Rob SchwarzwalderI am a single-issue voter. My type is derided regularly. Too narrow. Too extreme. Unable to see the other side. Too limited in vision. Not sufficiently “nuanced.” Insensitive.

Am I? No. The destruction of persons in the womb is the single greatest moral issue of our time. It surmounts every other issue. The ongoing killing of the unborn is far more important than tax reduction or fuel efficiency standards.

Narrow? Insensitive? That is the jargon of moral rationalization. Of not wanting to be associated with people who are too rambunctious or uncouth for your taste. And worse: of confusion regarding what matters most.

How Will You Vote?

This means I vote Republican. An imperfect party run by imperfect people who imperfectly implement the GOP’s commitment to the sanctity of life. But the party of Lincoln remains the party that affirms human value from conception onward. The overwhelming majority of its statewide and national office holders are pro-life.
= = = = = = =
*Written problem*
In the opinion piece on single-issue voting, what does the writer call the single greatest moral issue of our time? The data have no connection to the opinion piece on single-issue voting.

*Source material*
= = = = = = =
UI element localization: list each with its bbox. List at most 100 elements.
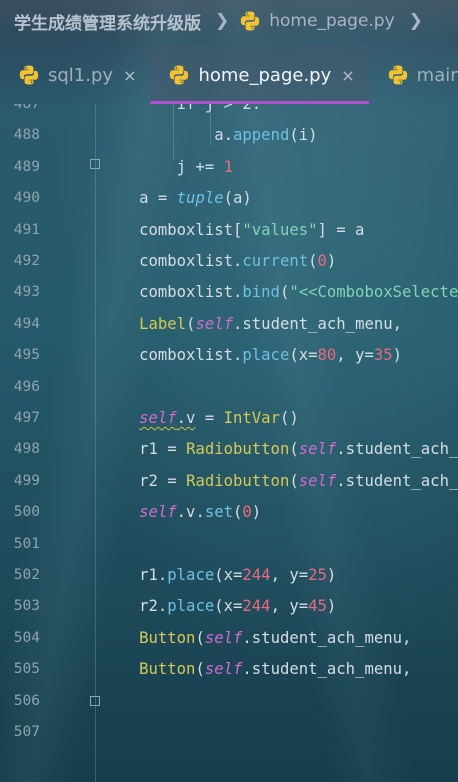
= = = = = = =
*Response to this exercise*
The destruction of persons in the womb.